Stored records
##############################

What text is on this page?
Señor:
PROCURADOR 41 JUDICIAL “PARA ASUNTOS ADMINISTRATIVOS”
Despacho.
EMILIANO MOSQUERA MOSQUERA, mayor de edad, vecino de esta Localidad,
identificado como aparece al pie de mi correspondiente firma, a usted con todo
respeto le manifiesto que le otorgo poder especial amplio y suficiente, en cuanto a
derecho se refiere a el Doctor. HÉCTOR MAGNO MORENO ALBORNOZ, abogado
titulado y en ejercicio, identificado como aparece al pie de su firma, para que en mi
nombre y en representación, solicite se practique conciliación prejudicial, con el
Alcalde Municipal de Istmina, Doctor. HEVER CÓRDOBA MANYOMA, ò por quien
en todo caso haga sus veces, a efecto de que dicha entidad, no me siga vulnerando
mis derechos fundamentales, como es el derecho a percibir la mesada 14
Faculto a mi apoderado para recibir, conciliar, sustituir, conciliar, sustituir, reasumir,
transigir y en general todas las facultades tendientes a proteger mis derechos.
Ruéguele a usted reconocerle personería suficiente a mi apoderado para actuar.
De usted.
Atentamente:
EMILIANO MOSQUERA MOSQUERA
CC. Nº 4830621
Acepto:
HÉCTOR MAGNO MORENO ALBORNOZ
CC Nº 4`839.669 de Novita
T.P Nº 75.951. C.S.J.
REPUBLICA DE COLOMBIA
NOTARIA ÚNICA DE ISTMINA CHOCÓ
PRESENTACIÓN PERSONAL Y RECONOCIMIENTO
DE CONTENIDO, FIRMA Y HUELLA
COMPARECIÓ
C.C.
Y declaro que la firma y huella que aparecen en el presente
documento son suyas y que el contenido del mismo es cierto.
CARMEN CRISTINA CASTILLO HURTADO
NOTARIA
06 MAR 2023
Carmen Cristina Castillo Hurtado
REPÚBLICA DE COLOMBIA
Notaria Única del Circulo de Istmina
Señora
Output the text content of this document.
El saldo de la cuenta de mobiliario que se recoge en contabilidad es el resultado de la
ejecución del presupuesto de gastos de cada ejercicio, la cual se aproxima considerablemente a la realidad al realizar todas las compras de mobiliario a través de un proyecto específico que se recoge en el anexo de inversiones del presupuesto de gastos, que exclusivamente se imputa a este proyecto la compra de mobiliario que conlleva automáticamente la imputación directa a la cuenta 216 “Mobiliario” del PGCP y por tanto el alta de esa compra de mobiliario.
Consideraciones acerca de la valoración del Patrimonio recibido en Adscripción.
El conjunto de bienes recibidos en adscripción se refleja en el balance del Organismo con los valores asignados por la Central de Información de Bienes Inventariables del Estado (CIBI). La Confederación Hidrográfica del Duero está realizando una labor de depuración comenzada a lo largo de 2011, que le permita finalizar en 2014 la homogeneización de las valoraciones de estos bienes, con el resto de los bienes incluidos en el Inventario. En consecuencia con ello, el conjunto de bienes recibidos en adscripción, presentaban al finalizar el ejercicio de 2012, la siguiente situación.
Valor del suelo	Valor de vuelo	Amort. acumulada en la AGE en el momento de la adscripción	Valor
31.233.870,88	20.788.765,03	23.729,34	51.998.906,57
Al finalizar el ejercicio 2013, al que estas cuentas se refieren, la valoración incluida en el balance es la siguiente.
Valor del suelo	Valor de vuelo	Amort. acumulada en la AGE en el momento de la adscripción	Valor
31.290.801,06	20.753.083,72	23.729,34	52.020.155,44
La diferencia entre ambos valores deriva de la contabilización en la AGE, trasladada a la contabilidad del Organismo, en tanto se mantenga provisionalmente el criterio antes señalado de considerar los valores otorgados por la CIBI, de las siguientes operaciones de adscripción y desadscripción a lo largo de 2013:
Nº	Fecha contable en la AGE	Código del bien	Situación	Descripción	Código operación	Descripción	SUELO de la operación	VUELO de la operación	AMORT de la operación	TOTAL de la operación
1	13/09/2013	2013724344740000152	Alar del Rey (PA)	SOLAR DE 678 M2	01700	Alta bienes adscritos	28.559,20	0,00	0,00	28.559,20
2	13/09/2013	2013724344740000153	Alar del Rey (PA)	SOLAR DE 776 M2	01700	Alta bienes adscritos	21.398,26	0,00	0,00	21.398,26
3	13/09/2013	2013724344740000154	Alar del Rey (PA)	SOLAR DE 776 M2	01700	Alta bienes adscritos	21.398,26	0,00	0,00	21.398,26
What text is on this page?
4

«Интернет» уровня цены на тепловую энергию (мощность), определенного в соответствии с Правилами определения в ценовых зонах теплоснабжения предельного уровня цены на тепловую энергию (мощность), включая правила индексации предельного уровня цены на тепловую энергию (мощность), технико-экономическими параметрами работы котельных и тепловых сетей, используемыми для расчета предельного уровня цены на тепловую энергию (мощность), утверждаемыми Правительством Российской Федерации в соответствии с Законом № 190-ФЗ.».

##############################

§ **Aim of the task**
Look through the listing above. Pick out each line with "valores" and copy it.

§ **Response to the task**
El conjunto de bienes recibidos en adscripción se refleja en el balance del Organismo con los valores asignados por la Central de Información de Bienes Inventariables del Estado (CIBI). La Confederación Hidrográfica del Duero está realizando una labor de depuración comenzada a lo largo de 2011, que le permita finalizar en 2014 la homogeneización de las valoraciones de estos bienes, con el resto de los bienes incluidos en el Inventario. En consecuencia con ello, el conjunto de bienes recibidos en adscripción, presentaban al finalizar el ejercicio de 2012, la siguiente situación.
La diferencia entre ambos valores deriva de la contabilización en la AGE, trasladada a la contabilidad del Organismo, en tanto se mantenga provisionalmente el criterio antes señalado de considerar los valores otorgados por la CIBI, de las siguientes operaciones de adscripción y desadscripción a lo largo de 2013:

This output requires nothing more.